— What is being asked —
Look through the entries and report how many lines include the word "Straße". Give the number alone.

================

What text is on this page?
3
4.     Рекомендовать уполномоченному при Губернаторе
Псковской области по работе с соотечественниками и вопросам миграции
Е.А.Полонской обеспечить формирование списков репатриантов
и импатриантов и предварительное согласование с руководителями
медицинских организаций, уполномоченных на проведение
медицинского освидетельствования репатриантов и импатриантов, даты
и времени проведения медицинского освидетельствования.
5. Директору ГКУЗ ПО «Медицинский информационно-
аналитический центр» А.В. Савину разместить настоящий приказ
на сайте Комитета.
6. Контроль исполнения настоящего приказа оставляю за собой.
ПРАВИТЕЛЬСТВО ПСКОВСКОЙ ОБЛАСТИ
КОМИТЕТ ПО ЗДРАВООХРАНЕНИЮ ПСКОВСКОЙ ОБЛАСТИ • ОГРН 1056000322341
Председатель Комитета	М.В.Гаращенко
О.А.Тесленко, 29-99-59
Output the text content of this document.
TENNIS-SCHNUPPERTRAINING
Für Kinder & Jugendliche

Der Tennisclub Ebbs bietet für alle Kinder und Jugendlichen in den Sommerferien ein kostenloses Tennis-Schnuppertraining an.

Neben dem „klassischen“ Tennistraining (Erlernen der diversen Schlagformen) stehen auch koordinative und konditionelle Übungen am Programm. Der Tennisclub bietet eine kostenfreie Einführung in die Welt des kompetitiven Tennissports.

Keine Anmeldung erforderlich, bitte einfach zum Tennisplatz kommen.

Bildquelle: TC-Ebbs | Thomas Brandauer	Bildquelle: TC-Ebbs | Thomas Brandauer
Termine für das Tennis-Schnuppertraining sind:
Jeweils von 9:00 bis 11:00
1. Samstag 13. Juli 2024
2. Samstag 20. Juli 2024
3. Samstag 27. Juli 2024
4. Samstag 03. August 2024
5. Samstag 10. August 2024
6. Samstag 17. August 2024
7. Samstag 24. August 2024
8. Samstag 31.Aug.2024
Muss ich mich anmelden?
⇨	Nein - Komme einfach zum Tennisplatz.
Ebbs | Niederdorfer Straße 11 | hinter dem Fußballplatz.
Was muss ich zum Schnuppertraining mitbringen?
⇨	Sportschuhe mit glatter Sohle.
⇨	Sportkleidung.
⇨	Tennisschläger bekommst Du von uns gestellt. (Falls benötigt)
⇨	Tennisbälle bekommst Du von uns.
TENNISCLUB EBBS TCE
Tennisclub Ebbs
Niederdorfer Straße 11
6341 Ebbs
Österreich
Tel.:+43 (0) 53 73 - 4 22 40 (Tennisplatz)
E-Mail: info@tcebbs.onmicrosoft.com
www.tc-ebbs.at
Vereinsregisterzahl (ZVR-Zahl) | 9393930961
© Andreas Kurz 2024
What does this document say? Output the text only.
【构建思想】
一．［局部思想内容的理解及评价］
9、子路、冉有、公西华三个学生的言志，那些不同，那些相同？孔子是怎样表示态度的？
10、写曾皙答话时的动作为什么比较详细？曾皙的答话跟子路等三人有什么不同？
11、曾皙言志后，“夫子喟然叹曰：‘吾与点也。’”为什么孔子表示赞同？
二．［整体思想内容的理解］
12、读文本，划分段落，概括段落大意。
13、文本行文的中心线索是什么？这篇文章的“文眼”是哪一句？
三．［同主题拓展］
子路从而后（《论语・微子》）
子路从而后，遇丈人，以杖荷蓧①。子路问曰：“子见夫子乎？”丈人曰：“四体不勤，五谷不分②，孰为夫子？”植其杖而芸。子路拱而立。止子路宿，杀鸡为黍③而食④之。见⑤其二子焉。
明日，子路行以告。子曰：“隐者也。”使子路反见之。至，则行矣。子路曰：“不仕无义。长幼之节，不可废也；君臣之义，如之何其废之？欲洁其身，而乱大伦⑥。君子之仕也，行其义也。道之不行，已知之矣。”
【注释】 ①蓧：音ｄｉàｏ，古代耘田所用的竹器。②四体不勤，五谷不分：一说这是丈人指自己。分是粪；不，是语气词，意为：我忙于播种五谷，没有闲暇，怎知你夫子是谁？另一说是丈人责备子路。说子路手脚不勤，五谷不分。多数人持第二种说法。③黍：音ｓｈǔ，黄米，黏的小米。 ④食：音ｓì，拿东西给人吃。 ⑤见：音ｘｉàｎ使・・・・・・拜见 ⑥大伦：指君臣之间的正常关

================

— Task output —
2